In your copy, reproduce the entries exactly as they are, minus the images.

(Records contained in a dataset)
◆ ◆ ◆ ◆ ◆ ◆ ◆
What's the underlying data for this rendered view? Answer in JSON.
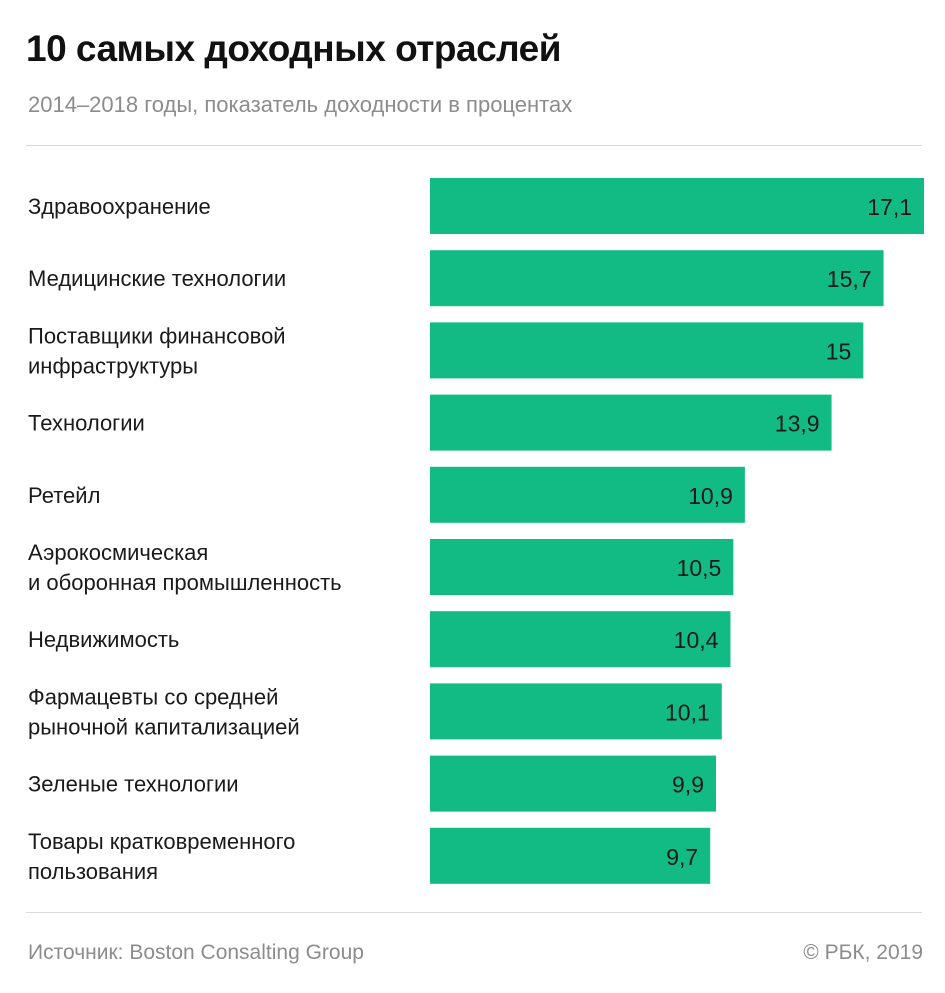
{
  "chart_data": {
    "type": "bar",
    "orientation": "horizontal",
    "title": "10 самых доходных отраслей",
    "subtitle": "2014–2018 годы, показатель доходности в процентах",
    "categories": [
      [
        "Здравоохранение"
      ],
      [
        "Медицинские технологии"
      ],
      [
        "Поставщики финансовой",
        "инфраструктуры"
      ],
      [
        "Технологии"
      ],
      [
        "Ретейл"
      ],
      [
        "Аэрокосмическая",
        "и оборонная промышленность"
      ],
      [
        "Недвижимость"
      ],
      [
        "Фармацевты со средней",
        "рыночной капитализацией"
      ],
      [
        "Зеленые технологии"
      ],
      [
        "Товары кратковременного",
        "пользования"
      ]
    ],
    "values": [
      17.1,
      15.7,
      15,
      13.9,
      10.9,
      10.5,
      10.4,
      10.1,
      9.9,
      9.7
    ],
    "value_labels": [
      "17,1",
      "15,7",
      "15",
      "13,9",
      "10,9",
      "10,5",
      "10,4",
      "10,1",
      "9,9",
      "9,7"
    ],
    "xlabel": "",
    "ylabel": "",
    "grid": false,
    "bar_color": "#13bb84"
  },
  "footer": {
    "source": "Источник: Boston Consalting Group",
    "credit": "© РБК, 2019"
  }
}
◆ ◆ ◆ ◆ ◆ ◆ ◆
# Exercise answer
What's the underlying data for this rendered view? Answer in JSON.
{
  "chart_data": {
    "type": "bar",
    "orientation": "horizontal",
    "title": "10 самых доходных отраслей",
    "subtitle": "2014–2018 годы, показатель доходности в процентах",
    "categories": [
      [
        "Здравоохранение"
      ],
      [
        "Медицинские технологии"
      ],
      [
        "Поставщики финансовой",
        "инфраструктуры"
      ],
      [
        "Технологии"
      ],
      [
        "Ретейл"
      ],
      [
        "Аэрокосмическая",
        "и оборонная промышленность"
      ],
      [
        "Недвижимость"
      ],
      [
        "Фармацевты со средней",
        "рыночной капитализацией"
      ],
      [
        "Зеленые технологии"
      ],
      [
        "Товары кратковременного",
        "пользования"
      ]
    ],
    "values": [
      17.1,
      15.7,
      15,
      13.9,
      10.9,
      10.5,
      10.4,
      10.1,
      9.9,
      9.7
    ],
    "value_labels": [
      "17,1",
      "15,7",
      "15",
      "13,9",
      "10,9",
      "10,5",
      "10,4",
      "10,1",
      "9,9",
      "9,7"
    ],
    "xlabel": "",
    "ylabel": "",
    "grid": false,
    "bar_color": "#13bb84"
  },
  "footer": {
    "source": "Источник: Boston Consalting Group",
    "credit": "© РБК, 2019"
  }
}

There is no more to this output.